- Task goal: The entries below contain pictures. Retype everything except those pictures, exactly as given.

__________

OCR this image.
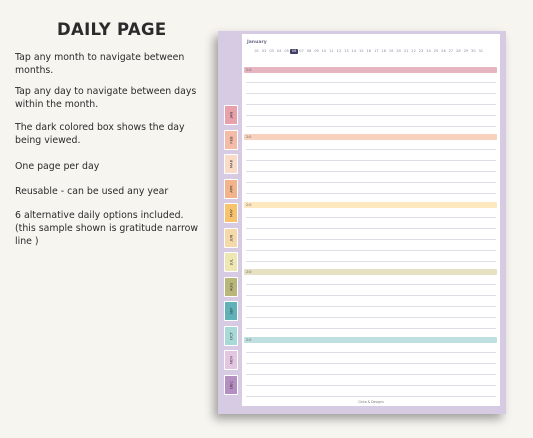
DAILY PAGE

Tap any month to navigate between months.

Tap any day to navigate between days within the month.

The dark colored box shows the day being viewed.

One page per day

Reusable - can be used any year

6 alternative daily options included. (this sample shown is gratitude narrow line )

JAN
FEB
MAR
APR
MAY
JUN
JUL
AUG
SEP
OCT
NOV
DEC
January
01 02 03 04 05 06 07 08 09 10 11 12 13 14 15 16 17 18 19 20 21 22 23 24 25 26 27 28 29 30 31
2:0
2:0
2:0
2:0
2:0
Cinta & Designs
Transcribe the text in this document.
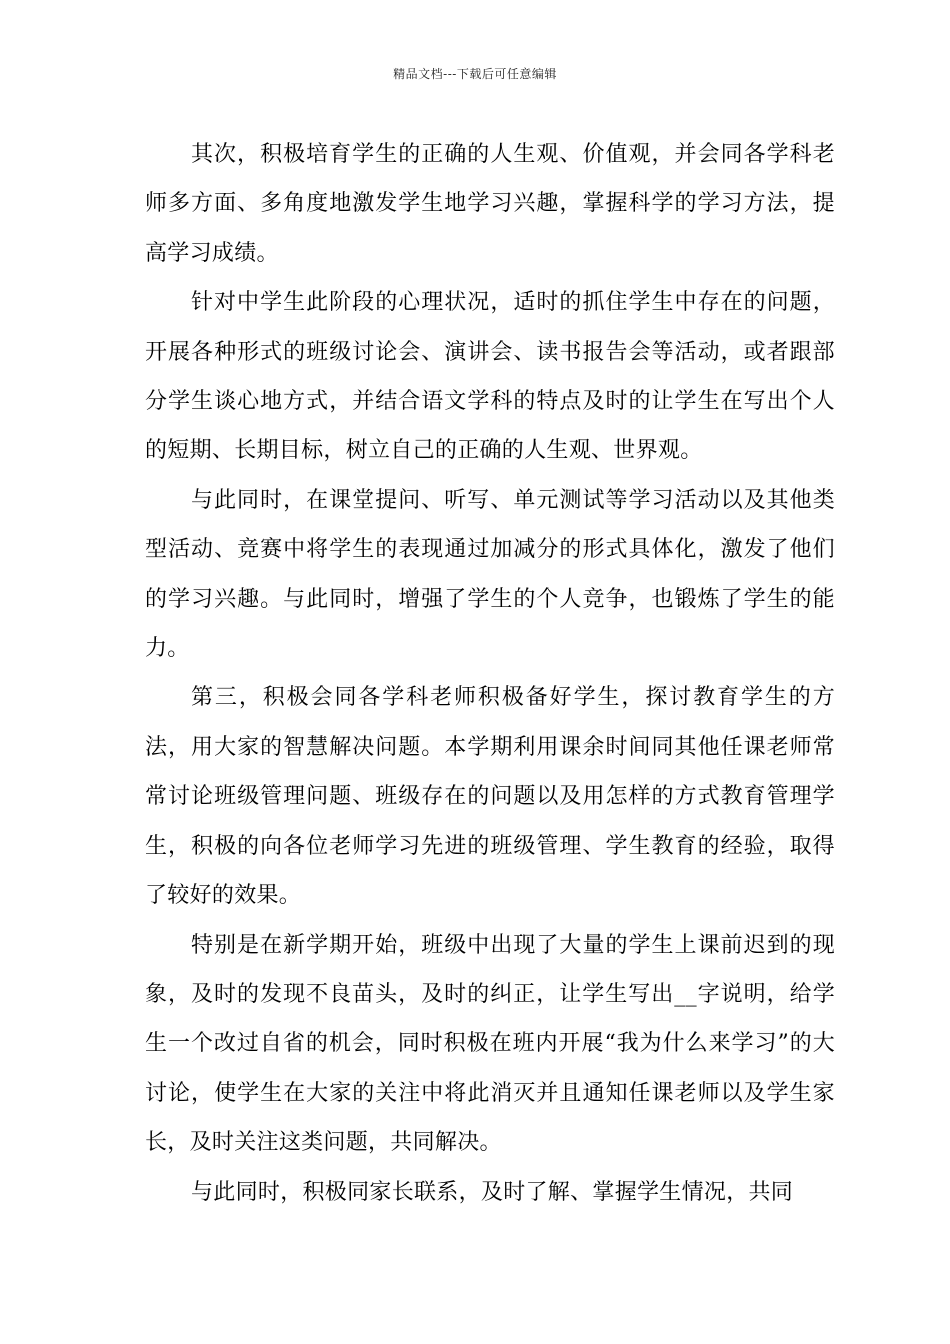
精品文档---下载后可任意编辑

其次，积极培育学生的正确的人生观、价值观，并会同各学科老师多方面、多角度地激发学生地学习兴趣，掌握科学的学习方法，提高学习成绩。

针对中学生此阶段的心理状况，适时的抓住学生中存在的问题，开展各种形式的班级讨论会、演讲会、读书报告会等活动，或者跟部分学生谈心地方式，并结合语文学科的特点及时的让学生在写出个人的短期、长期目标，树立自己的正确的人生观、世界观。

与此同时，在课堂提问、听写、单元测试等学习活动以及其他类型活动、竞赛中将学生的表现通过加减分的形式具体化，激发了他们的学习兴趣。与此同时，增强了学生的个人竞争，也锻炼了学生的能力。

第三，积极会同各学科老师积极备好学生，探讨教育学生的方法，用大家的智慧解决问题。本学期利用课余时间同其他任课老师常常讨论班级管理问题、班级存在的问题以及用怎样的方式教育管理学生，积极的向各位老师学习先进的班级管理、学生教育的经验，取得了较好的效果。

特别是在新学期开始，班级中出现了大量的学生上课前迟到的现象，及时的发现不良苗头，及时的纠正，让学生写出__字说明，给学生一个改过自省的机会，同时积极在班内开展“我为什么来学习”的大讨论，使学生在大家的关注中将此消灭并且通知任课老师以及学生家长，及时关注这类问题，共同解决。

与此同时，积极同家长联系，及时了解、掌握学生情况，共同
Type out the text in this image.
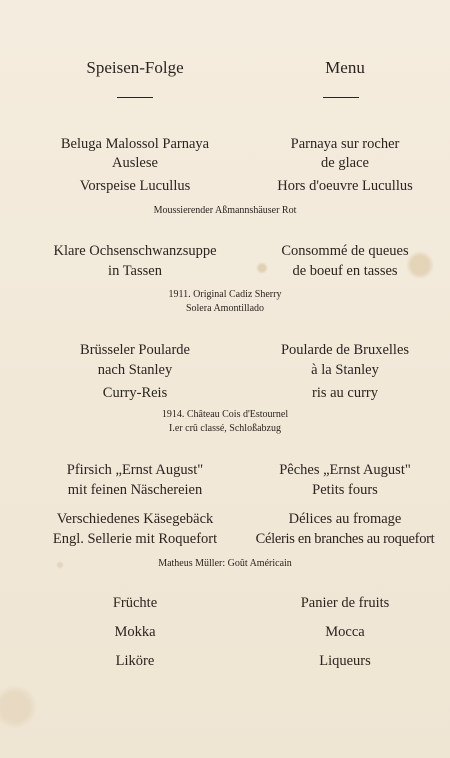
Speisen-Folge	Menu
Beluga Malossol Parnaya
Auslese
Vorspeise Lucullus
Parnaya sur rocher
de glace
Hors d'oeuvre Lucullus
Moussierender Aßmannshäuser Rot
Klare Ochsenschwanzsuppe
in Tassen
Consommé de queues
de boeuf en tasses
1911. Original Cadiz Sherry
Solera Amontillado
Brüsseler Poularde
nach Stanley
Curry-Reis
Poularde de Bruxelles
à la Stanley
ris au curry
1914. Château Cois d'Estournel
I.er crû classé, Schloßabzug
Pfirsich „Ernst August"
mit feinen Näschereien
Verschiedenes Käsegebäck
Engl. Sellerie mit Roquefort
Pêches „Ernst August"
Petits fours
Délices au fromage
Céleris en branches au roquefort
Matheus Müller: Goût Américain
Früchte
Mokka
Liköre
Panier de fruits
Mocca
Liqueurs
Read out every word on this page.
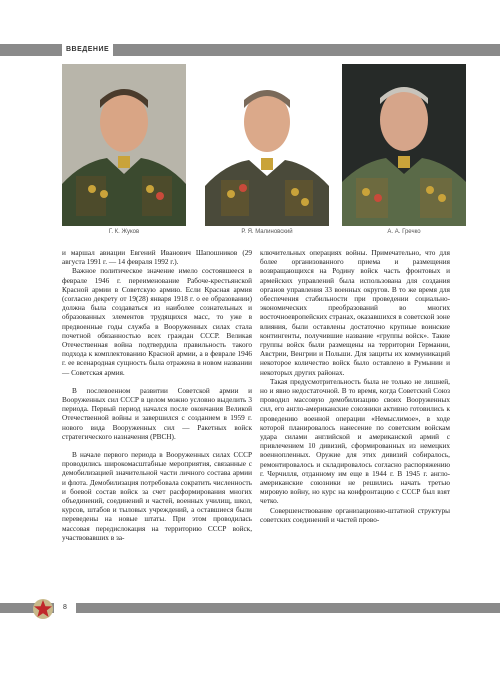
ВВЕДЕНИЕ
Г. К. Жуков	Р. Я. Малиновский	А. А. Гречко

и маршал авиации Евгений Иванович Шапошников (29 августа 1991 г. — 14 февраля 1992 г.).

Важное политическое значение имело состоявшееся в феврале 1946 г. переименование Рабоче-крестьянской Красной армии в Советскую армию. Если Красная армия (согласно декрету от 19(28) января 1918 г. о ее образовании) должна была создаваться из наиболее сознательных и образованных элементов трудящихся масс, то уже в предвоенные годы служба в Вооруженных силах стала почетной обязанностью всех граждан СССР. Великая Отечественная война подтвердила правильность такого подхода к комплектованию Красной армии, а в феврале 1946 г. ее всенародная сущность была отражена в новом названии — Советская армия.

В послевоенном развитии Советской армии и Вооруженных сил СССР в целом можно условно выделить 3 периода. Первый период начался после окончания Великой Отечественной войны и завершился с созданием в 1959 г. нового вида Вооруженных сил — Ракетных войск стратегического назначения (РВСН).

В начале первого периода в Вооруженных силах СССР проводились широкомасштабные мероприятия, связанные с демобилизацией значительной части личного состава армии и флота. Демобилизация потребовала сократить численность и боевой состав войск за счет расформирования многих объединений, соединений и частей, военных училищ, школ, курсов, штабов и тыловых учреждений, а оставшиеся были переведены на новые штаты. При этом проводилась массовая передислокация на территорию СССР войск, участвовавших в за-

ключительных операциях войны. Примечательно, что для более организованного приема и размещения возвращающихся на Родину войск часть фронтовых и армейских управлений была использована для создания органов управления 33 военных округов. В то же время для обеспечения стабильности при проведении социально-экономических преобразований во многих восточноевропейских странах, оказавшихся в советской зоне влияния, были оставлены достаточно крупные воинские контингенты, получившие название «группы войск». Такие группы войск были размещены на территории Германии, Австрии, Венгрии и Польши. Для защиты их коммуникаций некоторое количество войск было оставлено в Румынии и некоторых других районах.

Такая предусмотрительность была не только не лишней, но и явно недостаточной. В то время, когда Советский Союз проводил массовую демобилизацию своих Вооруженных сил, его англо-американские союзники активно готовились к проведению военной операции «Немыслимое», в ходе которой планировалось нанесение по советским войскам удара силами английской и американской армий с привлечением 10 дивизий, сформированных из немецких военнопленных. Оружие для этих дивизий собиралось, ремонтировалось и складировалось согласно распоряжению г. Черчилля, отданному им еще в 1944 г. В 1945 г. англо-американские союзники не решились начать третью мировую войну, но курс на конфронтацию с СССР был взят четко.

Совершенствование организационно-штатной структуры советских соединений и частей прово-

8
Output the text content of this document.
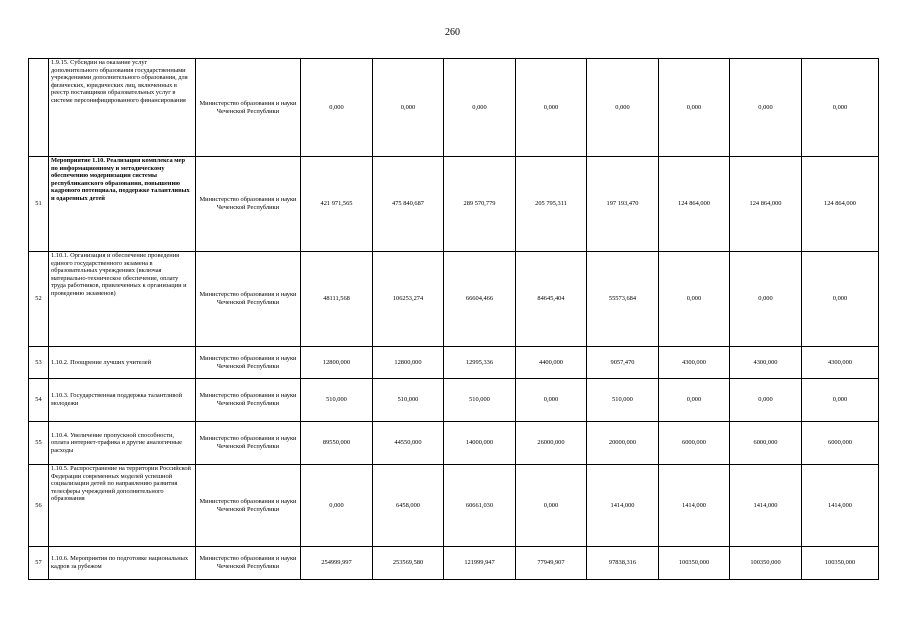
260
	1.9.15. Субсидии на оказание услуг дополнительного образования государственными учреждениями дополнительного образования, для физических, юридических лиц, включенных в реестр поставщиков образовательных услуг в системе персонифицированного финансирования	Министерство образования и науки Чеченской Республики	0,000	0,000	0,000	0,000	0,000	0,000	0,000	0,000
51	Мероприятие 1.10. Реализация комплекса мер по информационному и методическому обеспечению модернизации системы республиканского образования, повышению кадрового потенциала, поддержке талантливых и одаренных детей	Министерство образования и науки Чеченской Республики	421 971,565	475 840,687	289 570,779	205 795,311	197 193,470	124 864,000	124 864,000	124 864,000
52	1.10.1. Организация и обеспечение проведения единого государственного экзамена в образовательных учреждениях (включая материально-техническое обеспечение, оплату труда работников, привлеченных к организации и проведению экзаменов)	Министерство образования и науки Чеченской Республики	48111,568	106253,274	66604,466	84645,404	55573,684	0,000	0,000	0,000
53	1.10.2. Поощрение лучших учителей	Министерство образования и науки Чеченской Республики	12800,000	12800,000	12995,336	4400,000	9057,470	4300,000	4300,000	4300,000
54	1.10.3. Государственная поддержка талантливой молодежи	Министерство образования и науки Чеченской Республики	510,000	510,000	510,000	0,000	510,000	0,000	0,000	0,000
55	1.10.4. Увеличение пропускной способности, оплата интернет-трафика и другие аналогичные расходы	Министерство образования и науки Чеченской Республики	89550,000	44550,000	14000,000	26000,000	20000,000	6000,000	6000,000	6000,000
56	1.10.5. Распространение на территории Российской Федерации современных моделей успешной социализации детей по направлению развития телесферы учреждений дополнительного образования	Министерство образования и науки Чеченской Республики	0,000	6458,000	60661,030	0,000	1414,000	1414,000	1414,000	1414,000
57	1.10.6. Мероприятия по подготовке национальных кадров за рубежом	Министерство образования и науки Чеченской Республики	254999,997	253569,580	121999,947	77949,907	97838,316	100350,000	100350,000	100350,000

__________

- Finished answer:
OCR this image.
DAILY PAGE

Tap any month to navigate between months.

Tap any day to navigate between days within the month.

The dark colored box shows the day being viewed.

One page per day

Reusable - can be used any year

6 alternative daily options included. (this sample shown is gratitude narrow line )

JAN
FEB
MAR
APR
MAY
JUN
JUL
AUG
SEP
OCT
NOV
DEC
January
01 02 03 04 05 06 07 08 09 10 11 12 13 14 15 16 17 18 19 20 21 22 23 24 25 26 27 28 29 30 31
2:0
2:0
2:0
2:0
2:0
Cinta & Designs
Transcribe the text in this document.
精品文档---下载后可任意编辑

其次，积极培育学生的正确的人生观、价值观，并会同各学科老师多方面、多角度地激发学生地学习兴趣，掌握科学的学习方法，提高学习成绩。

针对中学生此阶段的心理状况，适时的抓住学生中存在的问题，开展各种形式的班级讨论会、演讲会、读书报告会等活动，或者跟部分学生谈心地方式，并结合语文学科的特点及时的让学生在写出个人的短期、长期目标，树立自己的正确的人生观、世界观。

与此同时，在课堂提问、听写、单元测试等学习活动以及其他类型活动、竞赛中将学生的表现通过加减分的形式具体化，激发了他们的学习兴趣。与此同时，增强了学生的个人竞争，也锻炼了学生的能力。

第三，积极会同各学科老师积极备好学生，探讨教育学生的方法，用大家的智慧解决问题。本学期利用课余时间同其他任课老师常常讨论班级管理问题、班级存在的问题以及用怎样的方式教育管理学生，积极的向各位老师学习先进的班级管理、学生教育的经验，取得了较好的效果。

特别是在新学期开始，班级中出现了大量的学生上课前迟到的现象，及时的发现不良苗头，及时的纠正，让学生写出__字说明，给学生一个改过自省的机会，同时积极在班内开展“我为什么来学习”的大讨论，使学生在大家的关注中将此消灭并且通知任课老师以及学生家长，及时关注这类问题，共同解决。

与此同时，积极同家长联系，及时了解、掌握学生情况，共同
Type out the text in this image.
Speisen-Folge	Menu
Beluga Malossol Parnaya
Auslese
Vorspeise Lucullus
Parnaya sur rocher
de glace
Hors d'oeuvre Lucullus
Moussierender Aßmannshäuser Rot
Klare Ochsenschwanzsuppe
in Tassen
Consommé de queues
de boeuf en tasses
1911. Original Cadiz Sherry
Solera Amontillado
Brüsseler Poularde
nach Stanley
Curry-Reis
Poularde de Bruxelles
à la Stanley
ris au curry
1914. Château Cois d'Estournel
I.er crû classé, Schloßabzug
Pfirsich „Ernst August"
mit feinen Näschereien
Verschiedenes Käsegebäck
Engl. Sellerie mit Roquefort
Pêches „Ernst August"
Petits fours
Délices au fromage
Céleris en branches au roquefort
Matheus Müller: Goût Américain
Früchte
Mokka
Liköre
Panier de fruits
Mocca
Liqueurs
Read out every word on this page.
ВВЕДЕНИЕ
Г. К. Жуков	Р. Я. Малиновский	А. А. Гречко

и маршал авиации Евгений Иванович Шапошников (29 августа 1991 г. — 14 февраля 1992 г.).

Важное политическое значение имело состоявшееся в феврале 1946 г. переименование Рабоче-крестьянской Красной армии в Советскую армию. Если Красная армия (согласно декрету от 19(28) января 1918 г. о ее образовании) должна была создаваться из наиболее сознательных и образованных элементов трудящихся масс, то уже в предвоенные годы служба в Вооруженных силах стала почетной обязанностью всех граждан СССР. Великая Отечественная война подтвердила правильность такого подхода к комплектованию Красной армии, а в феврале 1946 г. ее всенародная сущность была отражена в новом названии — Советская армия.

В послевоенном развитии Советской армии и Вооруженных сил СССР в целом можно условно выделить 3 периода. Первый период начался после окончания Великой Отечественной войны и завершился с созданием в 1959 г. нового вида Вооруженных сил — Ракетных войск стратегического назначения (РВСН).

В начале первого периода в Вооруженных силах СССР проводились широкомасштабные мероприятия, связанные с демобилизацией значительной части личного состава армии и флота. Демобилизация потребовала сократить численность и боевой состав войск за счет расформирования многих объединений, соединений и частей, военных училищ, школ, курсов, штабов и тыловых учреждений, а оставшиеся были переведены на новые штаты. При этом проводилась массовая передислокация на территорию СССР войск, участвовавших в за-

ключительных операциях войны. Примечательно, что для более организованного приема и размещения возвращающихся на Родину войск часть фронтовых и армейских управлений была использована для создания органов управления 33 военных округов. В то же время для обеспечения стабильности при проведении социально-экономических преобразований во многих восточноевропейских странах, оказавшихся в советской зоне влияния, были оставлены достаточно крупные воинские контингенты, получившие название «группы войск». Такие группы войск были размещены на территории Германии, Австрии, Венгрии и Польши. Для защиты их коммуникаций некоторое количество войск было оставлено в Румынии и некоторых других районах.

Такая предусмотрительность была не только не лишней, но и явно недостаточной. В то время, когда Советский Союз проводил массовую демобилизацию своих Вооруженных сил, его англо-американские союзники активно готовились к проведению военной операции «Немыслимое», в ходе которой планировалось нанесение по советским войскам удара силами английской и американской армий с привлечением 10 дивизий, сформированных из немецких военнопленных. Оружие для этих дивизий собиралось, ремонтировалось и складировалось согласно распоряжению г. Черчилля, отданному им еще в 1944 г. В 1945 г. англо-американские союзники не решились начать третью мировую войну, но курс на конфронтацию с СССР был взят четко.

Совершенствование организационно-штатной структуры советских соединений и частей прово-

8
Output the text content of this document.
260
	1.9.15. Субсидии на оказание услуг дополнительного образования государственными учреждениями дополнительного образования, для физических, юридических лиц, включенных в реестр поставщиков образовательных услуг в системе персонифицированного финансирования	Министерство образования и науки Чеченской Республики	0,000	0,000	0,000	0,000	0,000	0,000	0,000	0,000
51	Мероприятие 1.10. Реализация комплекса мер по информационному и методическому обеспечению модернизации системы республиканского образования, повышению кадрового потенциала, поддержке талантливых и одаренных детей	Министерство образования и науки Чеченской Республики	421 971,565	475 840,687	289 570,779	205 795,311	197 193,470	124 864,000	124 864,000	124 864,000
52	1.10.1. Организация и обеспечение проведения единого государственного экзамена в образовательных учреждениях (включая материально-техническое обеспечение, оплату труда работников, привлеченных к организации и проведению экзаменов)	Министерство образования и науки Чеченской Республики	48111,568	106253,274	66604,466	84645,404	55573,684	0,000	0,000	0,000
53	1.10.2. Поощрение лучших учителей	Министерство образования и науки Чеченской Республики	12800,000	12800,000	12995,336	4400,000	9057,470	4300,000	4300,000	4300,000
54	1.10.3. Государственная поддержка талантливой молодежи	Министерство образования и науки Чеченской Республики	510,000	510,000	510,000	0,000	510,000	0,000	0,000	0,000
55	1.10.4. Увеличение пропускной способности, оплата интернет-трафика и другие аналогичные расходы	Министерство образования и науки Чеченской Республики	89550,000	44550,000	14000,000	26000,000	20000,000	6000,000	6000,000	6000,000
56	1.10.5. Распространение на территории Российской Федерации современных моделей успешной социализации детей по направлению развития телесферы учреждений дополнительного образования	Министерство образования и науки Чеченской Республики	0,000	6458,000	60661,030	0,000	1414,000	1414,000	1414,000	1414,000
57	1.10.6. Мероприятия по подготовке национальных кадров за рубежом	Министерство образования и науки Чеченской Республики	254999,997	253569,580	121999,947	77949,907	97838,316	100350,000	100350,000	100350,000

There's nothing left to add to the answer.